*Exercise instructions*: Filter this material down to the lines that hold "tipo", copying each one.

*Material for the task*:
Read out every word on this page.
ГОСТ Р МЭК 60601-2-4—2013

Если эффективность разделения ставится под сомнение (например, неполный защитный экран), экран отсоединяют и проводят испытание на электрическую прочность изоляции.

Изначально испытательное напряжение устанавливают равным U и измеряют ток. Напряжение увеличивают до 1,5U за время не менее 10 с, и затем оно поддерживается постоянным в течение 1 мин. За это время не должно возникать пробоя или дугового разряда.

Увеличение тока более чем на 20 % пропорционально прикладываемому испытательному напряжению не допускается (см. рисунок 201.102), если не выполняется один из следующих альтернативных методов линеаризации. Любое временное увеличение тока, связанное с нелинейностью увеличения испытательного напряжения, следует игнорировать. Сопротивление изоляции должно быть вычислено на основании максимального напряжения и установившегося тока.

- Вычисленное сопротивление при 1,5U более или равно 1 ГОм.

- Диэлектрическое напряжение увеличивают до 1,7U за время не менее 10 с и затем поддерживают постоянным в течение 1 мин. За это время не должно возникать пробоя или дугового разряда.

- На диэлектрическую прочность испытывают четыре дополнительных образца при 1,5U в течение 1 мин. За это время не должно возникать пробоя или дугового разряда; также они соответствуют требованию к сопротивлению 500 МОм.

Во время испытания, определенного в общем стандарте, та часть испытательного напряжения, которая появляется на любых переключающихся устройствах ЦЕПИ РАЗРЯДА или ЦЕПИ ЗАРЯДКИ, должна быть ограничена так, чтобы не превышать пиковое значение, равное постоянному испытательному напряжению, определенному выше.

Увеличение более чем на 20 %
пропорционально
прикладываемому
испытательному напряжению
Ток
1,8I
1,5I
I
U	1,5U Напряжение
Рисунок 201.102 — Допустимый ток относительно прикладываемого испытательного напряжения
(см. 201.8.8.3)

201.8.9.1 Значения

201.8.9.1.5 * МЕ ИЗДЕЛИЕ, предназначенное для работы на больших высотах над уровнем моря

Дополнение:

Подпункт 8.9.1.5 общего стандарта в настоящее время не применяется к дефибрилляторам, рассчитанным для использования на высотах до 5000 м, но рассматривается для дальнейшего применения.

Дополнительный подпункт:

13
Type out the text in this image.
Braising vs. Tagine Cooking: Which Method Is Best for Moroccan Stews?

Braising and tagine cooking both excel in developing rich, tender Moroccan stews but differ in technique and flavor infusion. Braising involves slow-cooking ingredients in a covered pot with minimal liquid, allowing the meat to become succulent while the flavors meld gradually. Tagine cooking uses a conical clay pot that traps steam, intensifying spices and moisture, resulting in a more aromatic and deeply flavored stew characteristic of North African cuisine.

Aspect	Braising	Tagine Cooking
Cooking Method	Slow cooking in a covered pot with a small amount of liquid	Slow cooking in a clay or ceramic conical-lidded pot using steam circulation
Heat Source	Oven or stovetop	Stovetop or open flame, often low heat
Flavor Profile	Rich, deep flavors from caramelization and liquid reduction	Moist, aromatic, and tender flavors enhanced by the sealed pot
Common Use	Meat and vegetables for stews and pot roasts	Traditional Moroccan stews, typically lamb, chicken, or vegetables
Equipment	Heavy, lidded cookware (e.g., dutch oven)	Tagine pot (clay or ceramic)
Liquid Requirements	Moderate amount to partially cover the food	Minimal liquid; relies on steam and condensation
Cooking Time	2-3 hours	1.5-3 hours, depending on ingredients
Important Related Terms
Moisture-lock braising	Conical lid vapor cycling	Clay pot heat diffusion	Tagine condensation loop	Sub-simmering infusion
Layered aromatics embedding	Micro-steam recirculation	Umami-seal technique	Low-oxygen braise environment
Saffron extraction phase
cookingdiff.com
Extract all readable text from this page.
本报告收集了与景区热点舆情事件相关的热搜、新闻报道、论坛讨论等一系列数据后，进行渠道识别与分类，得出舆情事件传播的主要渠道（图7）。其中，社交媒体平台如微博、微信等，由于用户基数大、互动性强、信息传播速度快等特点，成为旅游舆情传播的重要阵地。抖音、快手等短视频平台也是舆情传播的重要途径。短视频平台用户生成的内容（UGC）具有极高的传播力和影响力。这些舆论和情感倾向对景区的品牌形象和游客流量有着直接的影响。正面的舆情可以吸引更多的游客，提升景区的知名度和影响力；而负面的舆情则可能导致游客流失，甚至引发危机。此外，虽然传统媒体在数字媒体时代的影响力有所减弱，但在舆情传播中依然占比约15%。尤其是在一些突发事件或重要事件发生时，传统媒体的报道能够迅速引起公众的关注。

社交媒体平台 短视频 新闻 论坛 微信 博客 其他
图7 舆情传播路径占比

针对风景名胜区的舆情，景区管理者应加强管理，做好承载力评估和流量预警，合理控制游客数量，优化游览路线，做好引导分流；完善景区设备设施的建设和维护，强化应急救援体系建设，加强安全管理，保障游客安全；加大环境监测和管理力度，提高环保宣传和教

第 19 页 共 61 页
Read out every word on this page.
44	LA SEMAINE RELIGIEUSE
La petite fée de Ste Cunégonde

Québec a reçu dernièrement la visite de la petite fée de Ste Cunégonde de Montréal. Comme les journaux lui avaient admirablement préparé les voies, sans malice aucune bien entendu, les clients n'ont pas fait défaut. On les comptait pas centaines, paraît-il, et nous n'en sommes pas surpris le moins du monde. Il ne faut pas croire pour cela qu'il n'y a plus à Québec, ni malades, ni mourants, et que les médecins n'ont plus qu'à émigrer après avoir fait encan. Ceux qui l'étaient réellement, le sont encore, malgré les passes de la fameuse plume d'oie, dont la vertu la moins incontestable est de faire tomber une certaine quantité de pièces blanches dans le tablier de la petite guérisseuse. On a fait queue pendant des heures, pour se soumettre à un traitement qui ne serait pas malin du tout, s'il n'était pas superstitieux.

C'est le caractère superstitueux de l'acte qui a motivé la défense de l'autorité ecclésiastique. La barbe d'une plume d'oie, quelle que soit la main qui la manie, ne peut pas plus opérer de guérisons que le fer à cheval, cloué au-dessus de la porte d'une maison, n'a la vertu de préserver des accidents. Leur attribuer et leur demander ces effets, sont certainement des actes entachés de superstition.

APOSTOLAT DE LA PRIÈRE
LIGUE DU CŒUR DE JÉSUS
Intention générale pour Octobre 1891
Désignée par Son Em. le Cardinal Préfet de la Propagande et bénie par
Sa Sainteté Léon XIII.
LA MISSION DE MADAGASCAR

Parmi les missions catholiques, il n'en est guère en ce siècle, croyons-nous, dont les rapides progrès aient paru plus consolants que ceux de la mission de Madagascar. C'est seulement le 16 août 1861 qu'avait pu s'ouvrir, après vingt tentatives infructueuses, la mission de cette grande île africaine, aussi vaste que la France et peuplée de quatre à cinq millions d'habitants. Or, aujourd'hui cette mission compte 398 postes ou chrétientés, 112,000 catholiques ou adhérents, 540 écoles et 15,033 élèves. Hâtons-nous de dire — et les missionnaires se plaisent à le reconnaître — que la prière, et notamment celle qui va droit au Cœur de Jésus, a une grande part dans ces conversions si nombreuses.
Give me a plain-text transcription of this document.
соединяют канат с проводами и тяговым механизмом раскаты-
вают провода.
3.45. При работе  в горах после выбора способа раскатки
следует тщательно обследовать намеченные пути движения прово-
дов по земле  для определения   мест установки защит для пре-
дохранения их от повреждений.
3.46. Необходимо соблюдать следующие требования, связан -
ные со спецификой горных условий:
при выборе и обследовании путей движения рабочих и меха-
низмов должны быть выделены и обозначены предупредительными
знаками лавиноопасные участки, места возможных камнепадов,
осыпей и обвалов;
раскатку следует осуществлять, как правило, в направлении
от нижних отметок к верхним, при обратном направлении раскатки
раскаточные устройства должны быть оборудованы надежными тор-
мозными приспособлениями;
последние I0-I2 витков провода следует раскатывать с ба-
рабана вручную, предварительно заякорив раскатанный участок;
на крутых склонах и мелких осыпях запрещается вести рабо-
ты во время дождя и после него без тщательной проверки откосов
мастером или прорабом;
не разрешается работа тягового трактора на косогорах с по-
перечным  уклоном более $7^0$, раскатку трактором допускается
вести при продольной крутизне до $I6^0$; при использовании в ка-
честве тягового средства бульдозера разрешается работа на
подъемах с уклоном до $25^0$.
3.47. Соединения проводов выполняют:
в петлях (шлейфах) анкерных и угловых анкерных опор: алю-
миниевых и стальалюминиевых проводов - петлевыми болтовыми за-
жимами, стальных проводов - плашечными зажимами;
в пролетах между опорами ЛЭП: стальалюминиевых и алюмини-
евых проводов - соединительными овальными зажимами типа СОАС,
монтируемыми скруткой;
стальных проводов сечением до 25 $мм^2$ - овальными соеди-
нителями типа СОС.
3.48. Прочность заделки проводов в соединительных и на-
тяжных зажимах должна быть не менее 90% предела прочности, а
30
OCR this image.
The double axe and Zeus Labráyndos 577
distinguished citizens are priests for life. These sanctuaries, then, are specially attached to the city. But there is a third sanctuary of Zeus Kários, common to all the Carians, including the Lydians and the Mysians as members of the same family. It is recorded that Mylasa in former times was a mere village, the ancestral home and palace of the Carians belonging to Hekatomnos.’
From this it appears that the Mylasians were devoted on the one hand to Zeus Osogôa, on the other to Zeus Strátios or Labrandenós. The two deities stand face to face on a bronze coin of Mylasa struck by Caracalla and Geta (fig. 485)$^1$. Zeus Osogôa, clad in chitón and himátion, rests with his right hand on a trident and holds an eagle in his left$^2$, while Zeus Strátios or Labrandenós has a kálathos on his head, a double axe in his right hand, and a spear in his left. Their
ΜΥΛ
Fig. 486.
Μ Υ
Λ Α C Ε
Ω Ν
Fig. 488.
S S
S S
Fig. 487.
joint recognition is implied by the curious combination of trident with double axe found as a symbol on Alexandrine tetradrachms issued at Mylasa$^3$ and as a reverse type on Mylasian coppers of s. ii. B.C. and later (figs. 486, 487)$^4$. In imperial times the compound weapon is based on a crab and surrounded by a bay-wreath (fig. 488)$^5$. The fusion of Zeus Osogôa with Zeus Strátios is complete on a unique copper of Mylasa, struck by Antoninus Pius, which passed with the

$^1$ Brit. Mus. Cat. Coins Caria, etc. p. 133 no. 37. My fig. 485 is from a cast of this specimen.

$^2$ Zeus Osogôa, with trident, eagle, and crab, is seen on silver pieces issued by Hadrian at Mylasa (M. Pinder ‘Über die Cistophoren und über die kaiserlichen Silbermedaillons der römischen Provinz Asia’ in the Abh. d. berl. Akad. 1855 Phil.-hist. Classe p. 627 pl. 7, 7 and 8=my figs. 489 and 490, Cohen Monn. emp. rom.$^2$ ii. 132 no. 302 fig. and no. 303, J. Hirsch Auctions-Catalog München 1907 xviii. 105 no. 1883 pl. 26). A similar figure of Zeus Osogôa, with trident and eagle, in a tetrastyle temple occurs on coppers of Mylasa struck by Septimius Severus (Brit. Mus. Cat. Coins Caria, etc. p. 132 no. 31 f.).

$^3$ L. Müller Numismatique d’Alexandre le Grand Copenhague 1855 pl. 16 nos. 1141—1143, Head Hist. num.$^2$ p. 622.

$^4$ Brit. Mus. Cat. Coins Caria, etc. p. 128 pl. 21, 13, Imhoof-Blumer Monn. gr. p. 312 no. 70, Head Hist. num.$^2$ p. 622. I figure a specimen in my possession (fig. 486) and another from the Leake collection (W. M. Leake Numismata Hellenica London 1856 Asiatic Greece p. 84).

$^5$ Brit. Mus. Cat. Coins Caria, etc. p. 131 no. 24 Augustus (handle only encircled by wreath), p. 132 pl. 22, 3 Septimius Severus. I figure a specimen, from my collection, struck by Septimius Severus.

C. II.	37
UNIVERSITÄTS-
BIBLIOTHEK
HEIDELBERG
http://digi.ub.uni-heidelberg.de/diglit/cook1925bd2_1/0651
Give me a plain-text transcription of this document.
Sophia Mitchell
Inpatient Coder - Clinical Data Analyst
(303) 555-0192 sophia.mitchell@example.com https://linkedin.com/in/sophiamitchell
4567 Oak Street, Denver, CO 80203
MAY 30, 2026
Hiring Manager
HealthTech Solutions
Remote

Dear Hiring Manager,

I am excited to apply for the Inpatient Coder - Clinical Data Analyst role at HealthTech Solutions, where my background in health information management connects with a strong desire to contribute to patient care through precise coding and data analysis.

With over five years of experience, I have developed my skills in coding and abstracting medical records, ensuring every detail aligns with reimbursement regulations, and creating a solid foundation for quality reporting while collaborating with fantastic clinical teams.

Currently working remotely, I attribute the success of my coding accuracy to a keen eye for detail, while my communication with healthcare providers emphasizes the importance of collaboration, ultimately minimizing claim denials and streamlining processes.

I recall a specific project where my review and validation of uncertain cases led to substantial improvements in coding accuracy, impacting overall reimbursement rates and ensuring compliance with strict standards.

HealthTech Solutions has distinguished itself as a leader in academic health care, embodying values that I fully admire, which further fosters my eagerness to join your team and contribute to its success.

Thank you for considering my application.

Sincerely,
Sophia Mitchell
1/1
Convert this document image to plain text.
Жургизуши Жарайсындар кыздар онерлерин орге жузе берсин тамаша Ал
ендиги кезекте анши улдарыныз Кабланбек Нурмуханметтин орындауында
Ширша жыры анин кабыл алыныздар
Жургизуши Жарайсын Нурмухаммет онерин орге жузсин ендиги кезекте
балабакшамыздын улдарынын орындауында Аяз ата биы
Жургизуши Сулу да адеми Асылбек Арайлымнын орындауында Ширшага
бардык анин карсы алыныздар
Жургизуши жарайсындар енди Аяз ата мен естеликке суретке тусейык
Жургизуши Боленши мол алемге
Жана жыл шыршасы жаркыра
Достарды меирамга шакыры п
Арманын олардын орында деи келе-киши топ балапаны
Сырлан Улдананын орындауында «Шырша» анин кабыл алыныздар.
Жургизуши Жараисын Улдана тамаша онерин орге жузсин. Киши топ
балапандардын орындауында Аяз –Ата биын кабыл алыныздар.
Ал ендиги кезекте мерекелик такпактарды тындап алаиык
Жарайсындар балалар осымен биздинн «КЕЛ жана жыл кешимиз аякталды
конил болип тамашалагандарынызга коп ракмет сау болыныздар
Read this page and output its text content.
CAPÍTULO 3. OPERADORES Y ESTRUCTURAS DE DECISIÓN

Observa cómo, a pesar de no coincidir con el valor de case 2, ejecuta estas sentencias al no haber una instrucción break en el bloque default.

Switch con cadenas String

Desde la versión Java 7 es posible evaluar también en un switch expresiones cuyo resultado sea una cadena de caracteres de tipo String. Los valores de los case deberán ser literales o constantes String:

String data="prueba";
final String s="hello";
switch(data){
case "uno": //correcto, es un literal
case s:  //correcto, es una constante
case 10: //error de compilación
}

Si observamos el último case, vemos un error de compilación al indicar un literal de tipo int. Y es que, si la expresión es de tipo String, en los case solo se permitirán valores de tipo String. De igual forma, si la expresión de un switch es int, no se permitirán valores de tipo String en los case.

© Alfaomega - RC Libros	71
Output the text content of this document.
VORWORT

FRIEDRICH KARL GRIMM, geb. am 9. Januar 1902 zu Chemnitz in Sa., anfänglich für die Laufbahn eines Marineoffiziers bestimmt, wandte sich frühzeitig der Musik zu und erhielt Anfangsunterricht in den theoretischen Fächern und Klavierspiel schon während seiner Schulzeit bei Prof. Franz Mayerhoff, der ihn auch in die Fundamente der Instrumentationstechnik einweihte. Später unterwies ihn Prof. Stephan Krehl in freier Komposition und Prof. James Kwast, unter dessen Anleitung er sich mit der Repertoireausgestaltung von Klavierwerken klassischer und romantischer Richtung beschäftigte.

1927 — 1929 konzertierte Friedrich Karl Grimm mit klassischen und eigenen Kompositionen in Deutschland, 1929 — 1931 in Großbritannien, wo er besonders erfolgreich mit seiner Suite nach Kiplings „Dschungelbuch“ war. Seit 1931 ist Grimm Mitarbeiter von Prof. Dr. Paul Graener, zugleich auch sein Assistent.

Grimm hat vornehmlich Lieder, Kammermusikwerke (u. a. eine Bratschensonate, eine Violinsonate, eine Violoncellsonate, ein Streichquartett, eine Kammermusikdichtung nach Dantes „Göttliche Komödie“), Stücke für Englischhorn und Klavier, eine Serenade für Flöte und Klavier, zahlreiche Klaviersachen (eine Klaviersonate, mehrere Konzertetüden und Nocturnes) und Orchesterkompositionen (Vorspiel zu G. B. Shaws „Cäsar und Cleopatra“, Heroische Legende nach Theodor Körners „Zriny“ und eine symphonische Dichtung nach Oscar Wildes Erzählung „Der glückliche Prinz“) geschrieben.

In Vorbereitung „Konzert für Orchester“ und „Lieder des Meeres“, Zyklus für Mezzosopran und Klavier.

*Response*:
Desde la versión Java 7 es posible evaluar también en un switch expresiones cuyo resultado sea una cadena de caracteres de tipo String. Los valores de los case deberán ser literales o constantes String:
Si observamos el último case, vemos un error de compilación al indicar un literal de tipo int. Y es que, si la expresión es de tipo String, en los case solo se permitirán valores de tipo String. De igual forma, si la expresión de un switch es int, no se permitirán valores de tipo String en los case.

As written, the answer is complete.